Figure dataset records
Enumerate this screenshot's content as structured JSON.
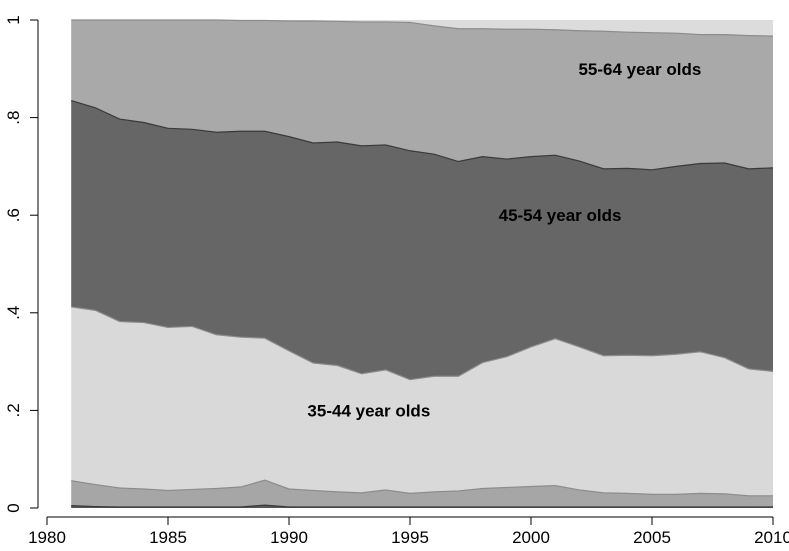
{
  "chart_data": {
    "type": "area",
    "stacked": true,
    "x": [
      1981,
      1982,
      1983,
      1984,
      1985,
      1986,
      1987,
      1988,
      1989,
      1990,
      1991,
      1992,
      1993,
      1994,
      1995,
      1996,
      1997,
      1998,
      1999,
      2000,
      2001,
      2002,
      2003,
      2004,
      2005,
      2006,
      2007,
      2008,
      2009,
      2010
    ],
    "boundaries": {
      "b1": [
        0.005,
        0.003,
        0.002,
        0.002,
        0.002,
        0.002,
        0.002,
        0.002,
        0.006,
        0.002,
        0.002,
        0.002,
        0.002,
        0.002,
        0.002,
        0.002,
        0.002,
        0.002,
        0.002,
        0.002,
        0.002,
        0.002,
        0.002,
        0.002,
        0.002,
        0.002,
        0.002,
        0.002,
        0.002,
        0.002
      ],
      "b2": [
        0.056,
        0.048,
        0.041,
        0.039,
        0.036,
        0.038,
        0.04,
        0.043,
        0.057,
        0.039,
        0.036,
        0.033,
        0.031,
        0.037,
        0.03,
        0.033,
        0.035,
        0.04,
        0.042,
        0.044,
        0.046,
        0.037,
        0.031,
        0.03,
        0.028,
        0.028,
        0.03,
        0.029,
        0.025,
        0.025
      ],
      "b3": [
        0.412,
        0.405,
        0.382,
        0.38,
        0.37,
        0.372,
        0.355,
        0.35,
        0.348,
        0.322,
        0.297,
        0.292,
        0.275,
        0.283,
        0.263,
        0.27,
        0.27,
        0.298,
        0.31,
        0.33,
        0.347,
        0.33,
        0.312,
        0.313,
        0.312,
        0.315,
        0.32,
        0.308,
        0.285,
        0.28
      ],
      "b4": [
        0.835,
        0.82,
        0.797,
        0.79,
        0.778,
        0.776,
        0.77,
        0.772,
        0.772,
        0.761,
        0.748,
        0.75,
        0.742,
        0.744,
        0.732,
        0.725,
        0.71,
        0.72,
        0.715,
        0.72,
        0.723,
        0.711,
        0.695,
        0.696,
        0.693,
        0.7,
        0.706,
        0.707,
        0.695,
        0.697
      ],
      "b5": [
        1.0,
        1.0,
        1.0,
        1.0,
        1.0,
        1.0,
        1.0,
        0.999,
        0.999,
        0.998,
        0.998,
        0.997,
        0.996,
        0.996,
        0.995,
        0.988,
        0.982,
        0.982,
        0.981,
        0.981,
        0.98,
        0.978,
        0.977,
        0.975,
        0.974,
        0.973,
        0.97,
        0.97,
        0.968,
        0.967
      ]
    },
    "series": [
      {
        "lower": "zero",
        "upper": "b1",
        "color": "#555555"
      },
      {
        "lower": "b1",
        "upper": "b2",
        "color": "#a6a6a6"
      },
      {
        "name": "35-44 year olds",
        "lower": "b2",
        "upper": "b3",
        "color": "#d9d9d9",
        "label": {
          "x": 1993.3,
          "y": 0.2
        }
      },
      {
        "name": "45-54 year olds",
        "lower": "b3",
        "upper": "b4",
        "color": "#666666",
        "label": {
          "x": 2001.2,
          "y": 0.6
        }
      },
      {
        "name": "55-64 year olds",
        "lower": "b4",
        "upper": "b5",
        "color": "#a9a9a9",
        "label": {
          "x": 2004.5,
          "y": 0.9
        }
      },
      {
        "lower": "b5",
        "upper": "one",
        "color": "#dcdcdc"
      }
    ],
    "xlim": [
      1980,
      2010
    ],
    "ylim": [
      0,
      1
    ],
    "xticks": [
      1980,
      1985,
      1990,
      1995,
      2000,
      2005,
      2010
    ],
    "yticks": [
      0,
      0.2,
      0.4,
      0.6,
      0.8,
      1
    ],
    "xtick_labels": [
      "1980",
      "1985",
      "1990",
      "1995",
      "2000",
      "2005",
      "2010"
    ],
    "ytick_labels": [
      "0",
      ".2",
      ".4",
      ".6",
      ".8",
      "1"
    ],
    "xlabel": "",
    "ylabel": "",
    "title": "",
    "grid": false,
    "legend": "none"
  }
}
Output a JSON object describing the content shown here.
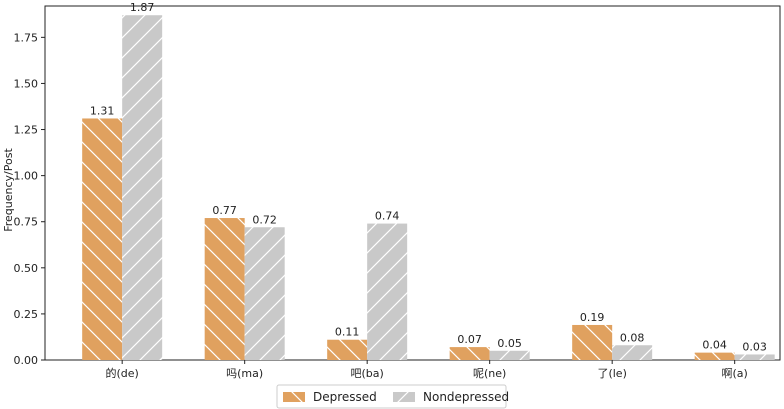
{
  "chart_data": {
    "type": "bar",
    "categories": [
      "的(de)",
      "吗(ma)",
      "吧(ba)",
      "呢(ne)",
      "了(le)",
      "啊(a)"
    ],
    "series": [
      {
        "name": "Depressed",
        "values": [
          1.31,
          0.77,
          0.11,
          0.07,
          0.19,
          0.04
        ],
        "color": "#E0A15F"
      },
      {
        "name": "Nondepressed",
        "values": [
          1.87,
          0.72,
          0.74,
          0.05,
          0.08,
          0.03
        ],
        "color": "#C9C9C9"
      }
    ],
    "value_labels": {
      "Depressed": [
        "1.31",
        "0.77",
        "0.11",
        "0.07",
        "0.19",
        "0.04"
      ],
      "Nondepressed": [
        "1.87",
        "0.72",
        "0.74",
        "0.05",
        "0.08",
        "0.03"
      ]
    },
    "title": "",
    "xlabel": "",
    "ylabel": "Frequency/Post",
    "ylim": [
      0,
      1.92
    ],
    "yticks": [
      0.0,
      0.25,
      0.5,
      0.75,
      1.0,
      1.25,
      1.5,
      1.75
    ],
    "ytick_labels": [
      "0.00",
      "0.25",
      "0.50",
      "0.75",
      "1.00",
      "1.25",
      "1.50",
      "1.75"
    ],
    "hatch": "diagonal",
    "grid": false,
    "legend_position": "bottom-center"
  }
}
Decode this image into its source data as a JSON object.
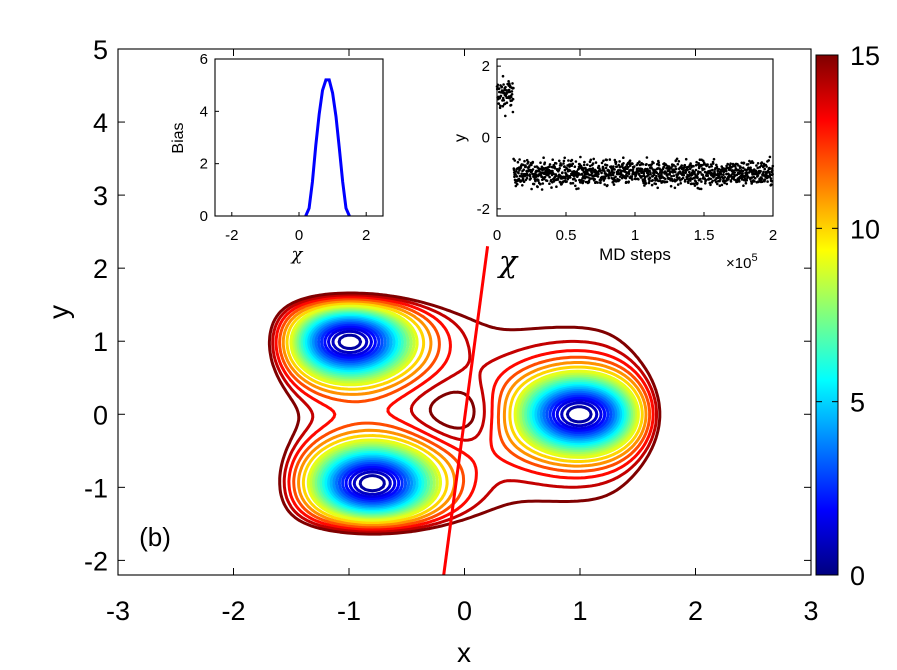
{
  "chart_data": [
    {
      "type": "contour",
      "id": "main",
      "title": "",
      "xlabel": "x",
      "ylabel": "y",
      "xlim": [
        -3,
        3
      ],
      "ylim": [
        -2.2,
        5
      ],
      "xticks": [
        -3,
        -2,
        -1,
        0,
        1,
        2,
        3
      ],
      "yticks": [
        -2,
        -1,
        0,
        1,
        2,
        3,
        4,
        5
      ],
      "panel_label": "(b)",
      "minima": [
        {
          "x": -1.0,
          "y": 1.0
        },
        {
          "x": -0.8,
          "y": -0.95
        },
        {
          "x": 1.0,
          "y": 0.0
        }
      ],
      "saddle_x": 0.0,
      "saddle_y": 0.0,
      "levels": [
        0.5,
        1,
        1.5,
        2,
        2.5,
        3,
        3.5,
        4,
        4.5,
        5,
        5.5,
        6,
        6.5,
        7,
        7.5,
        8,
        8.5,
        9,
        10,
        11,
        12,
        13,
        14,
        15
      ],
      "colorbar": {
        "min": 0,
        "max": 15,
        "ticks": [
          0,
          5,
          10,
          15
        ],
        "colormap": "jet"
      },
      "cv_line": {
        "label": "χ",
        "color": "#ff0000",
        "points": [
          [
            -0.18,
            -2.2
          ],
          [
            0.2,
            2.3
          ]
        ]
      }
    },
    {
      "type": "line",
      "id": "bias_inset",
      "xlabel": "χ",
      "ylabel": "Bias",
      "xlim": [
        -2.5,
        2.5
      ],
      "ylim": [
        0,
        6
      ],
      "xticks": [
        -2,
        0,
        2
      ],
      "yticks": [
        0,
        2,
        4,
        6
      ],
      "color": "#0000ff",
      "x": [
        0.2,
        0.3,
        0.4,
        0.5,
        0.6,
        0.7,
        0.8,
        0.9,
        1.0,
        1.1,
        1.2,
        1.3,
        1.4,
        1.5
      ],
      "y": [
        0.0,
        0.3,
        1.3,
        2.7,
        3.9,
        4.8,
        5.2,
        5.2,
        4.7,
        3.8,
        2.6,
        1.3,
        0.3,
        0.0
      ]
    },
    {
      "type": "scatter",
      "id": "trajectory_inset",
      "xlabel": "MD steps",
      "ylabel": "y",
      "xlim": [
        0,
        200000
      ],
      "ylim": [
        -2.2,
        2.2
      ],
      "xticks": [
        0,
        0.5,
        1,
        1.5,
        2
      ],
      "yticks": [
        -2,
        0,
        2
      ],
      "x_multiplier": "×10",
      "x_exponent": "5",
      "color": "#000000",
      "segments": [
        {
          "x_start": 0,
          "x_end": 12000,
          "y_mean": 1.2,
          "y_spread": 0.45
        },
        {
          "x_start": 12000,
          "x_end": 200000,
          "y_mean": -1.0,
          "y_spread": 0.35
        }
      ]
    }
  ]
}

= What is needed =
Only the number is required: the count of lines containing the word "type".

= Reply to the exercise =
5